──────── Supplied material ────────
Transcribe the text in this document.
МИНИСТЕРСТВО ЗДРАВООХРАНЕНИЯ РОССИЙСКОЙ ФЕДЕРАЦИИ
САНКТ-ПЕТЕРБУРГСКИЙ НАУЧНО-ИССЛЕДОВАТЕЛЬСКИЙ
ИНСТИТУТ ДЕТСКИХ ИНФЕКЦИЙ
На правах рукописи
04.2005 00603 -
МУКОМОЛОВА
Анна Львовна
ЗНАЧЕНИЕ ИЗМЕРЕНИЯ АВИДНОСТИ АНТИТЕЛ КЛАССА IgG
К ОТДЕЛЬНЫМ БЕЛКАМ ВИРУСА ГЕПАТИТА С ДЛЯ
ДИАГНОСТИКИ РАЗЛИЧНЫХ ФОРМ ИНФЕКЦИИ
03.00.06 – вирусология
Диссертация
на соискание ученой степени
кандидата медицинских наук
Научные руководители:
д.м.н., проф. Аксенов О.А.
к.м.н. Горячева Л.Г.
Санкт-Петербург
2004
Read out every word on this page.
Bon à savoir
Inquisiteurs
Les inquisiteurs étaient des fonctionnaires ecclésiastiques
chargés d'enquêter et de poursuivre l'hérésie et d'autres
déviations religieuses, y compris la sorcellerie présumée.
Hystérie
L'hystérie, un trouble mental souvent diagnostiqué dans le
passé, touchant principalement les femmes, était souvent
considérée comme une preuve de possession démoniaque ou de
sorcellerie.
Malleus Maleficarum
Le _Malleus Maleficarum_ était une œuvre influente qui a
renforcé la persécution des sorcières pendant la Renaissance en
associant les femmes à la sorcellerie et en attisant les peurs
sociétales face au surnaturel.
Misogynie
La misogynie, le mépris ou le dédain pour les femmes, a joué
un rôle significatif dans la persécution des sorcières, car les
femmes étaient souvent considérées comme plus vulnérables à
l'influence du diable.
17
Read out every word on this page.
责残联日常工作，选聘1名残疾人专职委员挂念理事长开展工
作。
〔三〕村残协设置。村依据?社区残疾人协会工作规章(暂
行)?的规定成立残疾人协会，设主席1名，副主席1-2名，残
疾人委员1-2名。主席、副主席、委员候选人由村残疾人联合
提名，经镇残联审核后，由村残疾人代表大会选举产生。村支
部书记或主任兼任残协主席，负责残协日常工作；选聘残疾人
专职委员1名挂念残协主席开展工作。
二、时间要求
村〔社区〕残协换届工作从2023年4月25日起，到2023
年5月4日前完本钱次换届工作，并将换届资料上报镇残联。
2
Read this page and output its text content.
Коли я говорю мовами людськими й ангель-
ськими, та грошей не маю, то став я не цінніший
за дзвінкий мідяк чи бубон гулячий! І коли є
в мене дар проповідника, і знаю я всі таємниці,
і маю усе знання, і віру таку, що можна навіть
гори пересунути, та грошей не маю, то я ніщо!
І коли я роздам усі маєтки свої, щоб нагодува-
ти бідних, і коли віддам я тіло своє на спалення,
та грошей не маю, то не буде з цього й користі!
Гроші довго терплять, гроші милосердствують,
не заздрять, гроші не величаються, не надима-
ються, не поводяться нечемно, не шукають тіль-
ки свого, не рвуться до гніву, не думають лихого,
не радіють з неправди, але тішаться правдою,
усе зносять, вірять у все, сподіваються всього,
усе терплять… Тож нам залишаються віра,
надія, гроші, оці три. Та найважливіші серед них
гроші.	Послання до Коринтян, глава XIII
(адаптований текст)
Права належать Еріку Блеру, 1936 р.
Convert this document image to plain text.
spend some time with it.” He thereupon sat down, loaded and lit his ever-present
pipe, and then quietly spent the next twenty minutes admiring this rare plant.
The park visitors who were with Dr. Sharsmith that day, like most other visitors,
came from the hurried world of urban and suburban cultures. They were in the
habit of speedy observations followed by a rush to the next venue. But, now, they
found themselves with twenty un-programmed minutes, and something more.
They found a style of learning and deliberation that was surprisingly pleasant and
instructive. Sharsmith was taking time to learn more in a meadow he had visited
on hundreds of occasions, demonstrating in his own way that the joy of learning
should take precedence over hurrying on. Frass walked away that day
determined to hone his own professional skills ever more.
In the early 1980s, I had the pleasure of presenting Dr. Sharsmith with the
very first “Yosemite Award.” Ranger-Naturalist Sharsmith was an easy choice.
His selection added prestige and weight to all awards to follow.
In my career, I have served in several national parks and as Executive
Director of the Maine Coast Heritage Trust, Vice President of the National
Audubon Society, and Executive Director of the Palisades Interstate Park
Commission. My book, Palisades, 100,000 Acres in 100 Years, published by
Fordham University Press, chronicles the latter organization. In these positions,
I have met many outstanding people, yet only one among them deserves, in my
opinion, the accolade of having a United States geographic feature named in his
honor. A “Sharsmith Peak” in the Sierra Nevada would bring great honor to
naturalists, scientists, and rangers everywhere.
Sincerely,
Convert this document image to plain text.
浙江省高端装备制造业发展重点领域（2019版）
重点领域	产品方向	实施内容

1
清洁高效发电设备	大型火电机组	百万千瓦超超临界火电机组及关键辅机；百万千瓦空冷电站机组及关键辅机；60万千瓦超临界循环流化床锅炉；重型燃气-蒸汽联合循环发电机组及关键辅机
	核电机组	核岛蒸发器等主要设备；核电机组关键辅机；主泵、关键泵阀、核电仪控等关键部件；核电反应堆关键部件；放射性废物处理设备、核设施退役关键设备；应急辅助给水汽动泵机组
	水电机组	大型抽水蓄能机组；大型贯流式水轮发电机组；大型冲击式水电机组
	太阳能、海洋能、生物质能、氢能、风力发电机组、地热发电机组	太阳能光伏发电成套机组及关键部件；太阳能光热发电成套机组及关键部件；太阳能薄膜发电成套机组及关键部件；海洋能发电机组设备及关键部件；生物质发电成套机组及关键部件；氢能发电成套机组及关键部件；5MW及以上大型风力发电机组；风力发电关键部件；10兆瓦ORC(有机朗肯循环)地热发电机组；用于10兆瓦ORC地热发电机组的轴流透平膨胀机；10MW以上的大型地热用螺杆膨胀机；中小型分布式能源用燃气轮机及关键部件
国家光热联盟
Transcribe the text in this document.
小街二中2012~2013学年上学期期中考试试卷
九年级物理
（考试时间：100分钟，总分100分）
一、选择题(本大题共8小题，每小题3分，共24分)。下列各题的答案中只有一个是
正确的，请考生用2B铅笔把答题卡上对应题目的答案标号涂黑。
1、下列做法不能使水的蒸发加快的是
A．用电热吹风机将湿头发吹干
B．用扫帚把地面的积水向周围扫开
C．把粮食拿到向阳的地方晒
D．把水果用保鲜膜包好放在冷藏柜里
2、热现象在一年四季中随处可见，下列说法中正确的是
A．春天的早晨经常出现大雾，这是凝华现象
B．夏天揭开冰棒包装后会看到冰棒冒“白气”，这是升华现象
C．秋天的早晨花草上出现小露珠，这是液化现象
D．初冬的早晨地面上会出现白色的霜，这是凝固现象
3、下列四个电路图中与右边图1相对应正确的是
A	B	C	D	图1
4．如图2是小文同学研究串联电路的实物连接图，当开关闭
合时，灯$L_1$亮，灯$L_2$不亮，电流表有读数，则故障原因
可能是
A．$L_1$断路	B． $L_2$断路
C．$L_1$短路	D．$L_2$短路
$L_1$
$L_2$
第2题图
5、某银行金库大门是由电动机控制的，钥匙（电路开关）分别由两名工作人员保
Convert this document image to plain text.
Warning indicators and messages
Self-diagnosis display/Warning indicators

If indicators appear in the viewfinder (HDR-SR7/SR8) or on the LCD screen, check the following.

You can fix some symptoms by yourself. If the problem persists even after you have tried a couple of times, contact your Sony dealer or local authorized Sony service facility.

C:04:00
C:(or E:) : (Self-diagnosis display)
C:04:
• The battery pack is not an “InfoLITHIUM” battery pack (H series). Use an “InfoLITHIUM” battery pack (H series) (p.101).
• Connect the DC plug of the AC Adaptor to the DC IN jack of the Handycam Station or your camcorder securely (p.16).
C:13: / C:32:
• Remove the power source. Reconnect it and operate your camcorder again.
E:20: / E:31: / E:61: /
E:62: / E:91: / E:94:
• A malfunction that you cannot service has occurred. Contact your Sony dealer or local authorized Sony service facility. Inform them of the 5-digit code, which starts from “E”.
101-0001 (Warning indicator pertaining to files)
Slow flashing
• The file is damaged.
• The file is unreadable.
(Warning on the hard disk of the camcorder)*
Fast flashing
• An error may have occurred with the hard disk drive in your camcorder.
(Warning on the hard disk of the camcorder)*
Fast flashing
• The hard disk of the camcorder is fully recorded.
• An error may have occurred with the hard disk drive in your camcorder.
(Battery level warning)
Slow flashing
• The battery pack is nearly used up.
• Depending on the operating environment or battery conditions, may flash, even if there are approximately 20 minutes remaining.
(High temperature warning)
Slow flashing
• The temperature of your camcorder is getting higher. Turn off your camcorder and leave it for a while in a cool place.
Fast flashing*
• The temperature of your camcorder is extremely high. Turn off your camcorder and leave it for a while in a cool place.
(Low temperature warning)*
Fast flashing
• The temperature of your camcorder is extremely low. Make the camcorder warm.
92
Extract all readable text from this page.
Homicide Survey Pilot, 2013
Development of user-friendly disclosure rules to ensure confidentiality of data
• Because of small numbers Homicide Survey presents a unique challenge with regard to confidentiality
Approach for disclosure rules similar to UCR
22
────────
Prompt - Return all the lines that contain the string "dealer".

Solution below -
You can fix some symptoms by yourself. If the problem persists even after you have tried a couple of times, contact your Sony dealer or local authorized Sony service facility.
• A malfunction that you cannot service has occurred. Contact your Sony dealer or local authorized Sony service facility. Inform them of the 5-digit code, which starts from “E”.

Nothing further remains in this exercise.